EXERCISE MATERIALS ▸
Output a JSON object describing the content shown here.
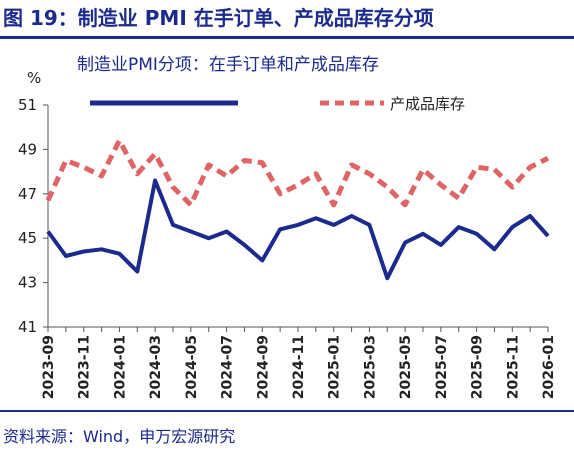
{
  "header": {
    "title": "图 19：制造业 PMI 在手订单、产成品库存分项",
    "source": "资料来源：Wind，申万宏源研究"
  },
  "colors": {
    "primary": "#1b2a8c",
    "dashed": "#e06366"
  },
  "chart_data": {
    "type": "line",
    "title": "制造业PMI分项：在手订单和产成品库存",
    "ylabel": "%",
    "ylim": [
      41,
      51
    ],
    "yticks": [
      41,
      43,
      45,
      47,
      49,
      51
    ],
    "grid": false,
    "legend_position": "top",
    "x": [
      "2023-09",
      "2023-10",
      "2023-11",
      "2023-12",
      "2024-01",
      "2024-02",
      "2024-03",
      "2024-04",
      "2024-05",
      "2024-06",
      "2024-07",
      "2024-08",
      "2024-09",
      "2024-10",
      "2024-11",
      "2024-12",
      "2025-01",
      "2025-02",
      "2025-03",
      "2025-04",
      "2025-05",
      "2025-06",
      "2025-07",
      "2025-08",
      "2025-09",
      "2025-10",
      "2025-11",
      "2025-12",
      "2026-01"
    ],
    "xticks": [
      "2023-09",
      "2023-11",
      "2024-01",
      "2024-03",
      "2024-05",
      "2024-07",
      "2024-09",
      "2024-11",
      "2025-01",
      "2025-03",
      "2025-05",
      "2025-07",
      "2025-09",
      "2025-11",
      "2026-01"
    ],
    "series": [
      {
        "name": "",
        "style": "solid",
        "color": "#1b2a8c",
        "values": [
          45.3,
          44.2,
          44.4,
          44.5,
          44.3,
          43.5,
          47.6,
          45.6,
          45.3,
          45.0,
          45.3,
          44.7,
          44.0,
          45.4,
          45.6,
          45.9,
          45.6,
          46.0,
          45.6,
          43.2,
          44.8,
          45.2,
          44.7,
          45.5,
          45.2,
          44.5,
          45.5,
          46.0,
          45.1
        ]
      },
      {
        "name": "产成品库存",
        "style": "dashed",
        "color": "#e06366",
        "values": [
          46.7,
          48.5,
          48.2,
          47.8,
          49.4,
          47.9,
          48.8,
          47.3,
          46.5,
          48.3,
          47.8,
          48.5,
          48.4,
          47.0,
          47.4,
          47.9,
          46.5,
          48.3,
          47.9,
          47.3,
          46.5,
          48.1,
          47.4,
          46.8,
          48.2,
          48.1,
          47.3,
          48.2,
          48.6
        ]
      }
    ]
  }
}
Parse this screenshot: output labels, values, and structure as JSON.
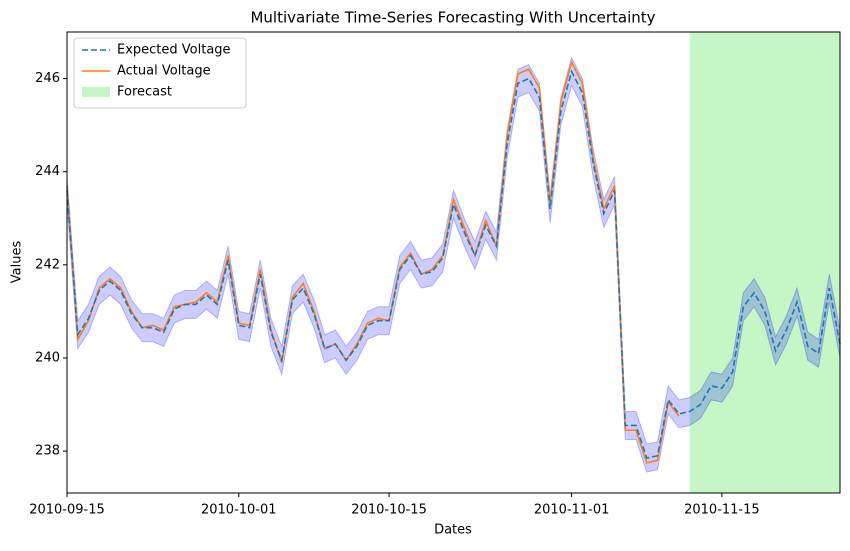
{
  "chart_data": {
    "type": "line",
    "title": "Multivariate Time-Series Forecasting With Uncertainty",
    "x_label": "Dates",
    "y_label": "Values",
    "x": [
      "2010-09-15",
      "2010-09-16",
      "2010-09-17",
      "2010-09-18",
      "2010-09-19",
      "2010-09-20",
      "2010-09-21",
      "2010-09-22",
      "2010-09-23",
      "2010-09-24",
      "2010-09-25",
      "2010-09-26",
      "2010-09-27",
      "2010-09-28",
      "2010-09-29",
      "2010-09-30",
      "2010-10-01",
      "2010-10-02",
      "2010-10-03",
      "2010-10-04",
      "2010-10-05",
      "2010-10-06",
      "2010-10-07",
      "2010-10-08",
      "2010-10-09",
      "2010-10-10",
      "2010-10-11",
      "2010-10-12",
      "2010-10-13",
      "2010-10-14",
      "2010-10-15",
      "2010-10-16",
      "2010-10-17",
      "2010-10-18",
      "2010-10-19",
      "2010-10-20",
      "2010-10-21",
      "2010-10-22",
      "2010-10-23",
      "2010-10-24",
      "2010-10-25",
      "2010-10-26",
      "2010-10-27",
      "2010-10-28",
      "2010-10-29",
      "2010-10-30",
      "2010-10-31",
      "2010-11-01",
      "2010-11-02",
      "2010-11-03",
      "2010-11-04",
      "2010-11-05",
      "2010-11-06",
      "2010-11-07",
      "2010-11-08",
      "2010-11-09",
      "2010-11-10",
      "2010-11-11",
      "2010-11-12",
      "2010-11-13",
      "2010-11-14",
      "2010-11-15",
      "2010-11-16",
      "2010-11-17",
      "2010-11-18",
      "2010-11-19",
      "2010-11-20",
      "2010-11-21",
      "2010-11-22",
      "2010-11-23",
      "2010-11-24",
      "2010-11-25",
      "2010-11-26"
    ],
    "series": [
      {
        "name": "Expected Voltage",
        "color": "#1f77b4",
        "dash": true,
        "values": [
          243.6,
          240.5,
          240.85,
          241.45,
          241.65,
          241.45,
          240.95,
          240.65,
          240.65,
          240.55,
          241.05,
          241.15,
          241.15,
          241.35,
          241.15,
          242.1,
          240.7,
          240.65,
          241.8,
          240.55,
          239.95,
          241.25,
          241.5,
          240.95,
          240.2,
          240.3,
          239.95,
          240.25,
          240.7,
          240.8,
          240.8,
          241.9,
          242.2,
          241.8,
          241.85,
          242.15,
          243.3,
          242.7,
          242.2,
          242.85,
          242.4,
          244.6,
          245.9,
          246.0,
          245.6,
          243.2,
          245.3,
          246.15,
          245.7,
          244.2,
          243.1,
          243.6,
          238.55,
          238.55,
          237.85,
          237.9,
          239.1,
          238.8,
          238.85,
          239.0,
          239.4,
          239.35,
          239.7,
          241.1,
          241.4,
          241.0,
          240.15,
          240.6,
          241.2,
          240.25,
          240.1,
          241.5,
          240.3
        ]
      },
      {
        "name": "Actual Voltage",
        "color": "#ff7f0e",
        "dash": false,
        "values": [
          243.7,
          240.4,
          240.8,
          241.5,
          241.7,
          241.5,
          241.0,
          240.65,
          240.7,
          240.6,
          241.1,
          241.15,
          241.2,
          241.4,
          241.2,
          242.2,
          240.75,
          240.7,
          241.9,
          240.6,
          239.9,
          241.3,
          241.6,
          241.0,
          240.2,
          240.3,
          239.95,
          240.3,
          240.75,
          240.85,
          240.8,
          241.95,
          242.25,
          241.8,
          241.9,
          242.2,
          243.4,
          242.8,
          242.2,
          242.95,
          242.4,
          244.8,
          246.1,
          246.2,
          245.8,
          243.3,
          245.5,
          246.35,
          245.9,
          244.3,
          243.2,
          243.7,
          238.45,
          238.45,
          237.75,
          237.8,
          239.05,
          238.75,
          null,
          null,
          null,
          null,
          null,
          null,
          null,
          null,
          null,
          null,
          null,
          null,
          null,
          null,
          null
        ]
      }
    ],
    "uncertainty": 0.3,
    "band_color": "#0000ff",
    "forecast": {
      "name": "Forecast",
      "color": "#c6f5c6",
      "span": [
        "2010-11-12",
        "2010-11-26"
      ]
    },
    "xlim": [
      "2010-09-15",
      "2010-11-26"
    ],
    "xticks": [
      "2010-09-15",
      "2010-10-01",
      "2010-10-15",
      "2010-11-01",
      "2010-11-15"
    ],
    "ylim": [
      237.1,
      247.0
    ],
    "yticks": [
      238,
      240,
      242,
      244,
      246
    ],
    "legend": "upper left"
  }
}
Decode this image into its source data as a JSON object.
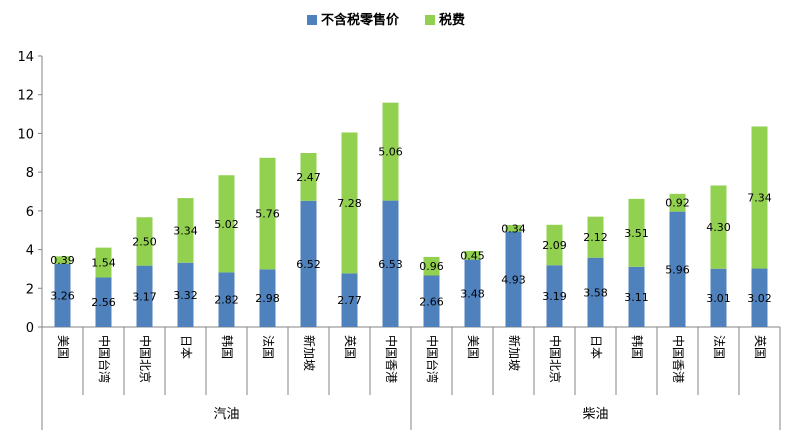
{
  "chart_data": {
    "type": "bar",
    "stacked": true,
    "ylim": [
      0,
      14
    ],
    "yticks": [
      0,
      2,
      4,
      6,
      8,
      10,
      12,
      14
    ],
    "legend_position": "top-center",
    "grid": false,
    "series": [
      {
        "name": "不含税零售价",
        "color": "#4F81BD"
      },
      {
        "name": "税费",
        "color": "#92D050"
      }
    ],
    "groups": [
      {
        "label": "汽油",
        "categories": [
          "美国",
          "中国台湾",
          "中国北京",
          "日本",
          "韩国",
          "法国",
          "新加坡",
          "英国",
          "中国香港"
        ],
        "base": [
          3.26,
          2.56,
          3.17,
          3.32,
          2.82,
          2.98,
          6.52,
          2.77,
          6.53
        ],
        "tax": [
          0.39,
          1.54,
          2.5,
          3.34,
          5.02,
          5.76,
          2.47,
          7.28,
          5.06
        ]
      },
      {
        "label": "柴油",
        "categories": [
          "中国台湾",
          "美国",
          "新加坡",
          "中国北京",
          "日本",
          "韩国",
          "中国香港",
          "法国",
          "英国"
        ],
        "base": [
          2.66,
          3.48,
          4.93,
          3.19,
          3.58,
          3.11,
          5.96,
          3.01,
          3.02
        ],
        "tax": [
          0.96,
          0.45,
          0.34,
          2.09,
          2.12,
          3.51,
          0.92,
          4.3,
          7.34
        ]
      }
    ]
  }
}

YOUR TASK ▸
Look through the entries and return every line where "Voltage" appears.

COMPLETE ANSWER ▸
        "name": "Expected Voltage",
        "name": "Actual Voltage",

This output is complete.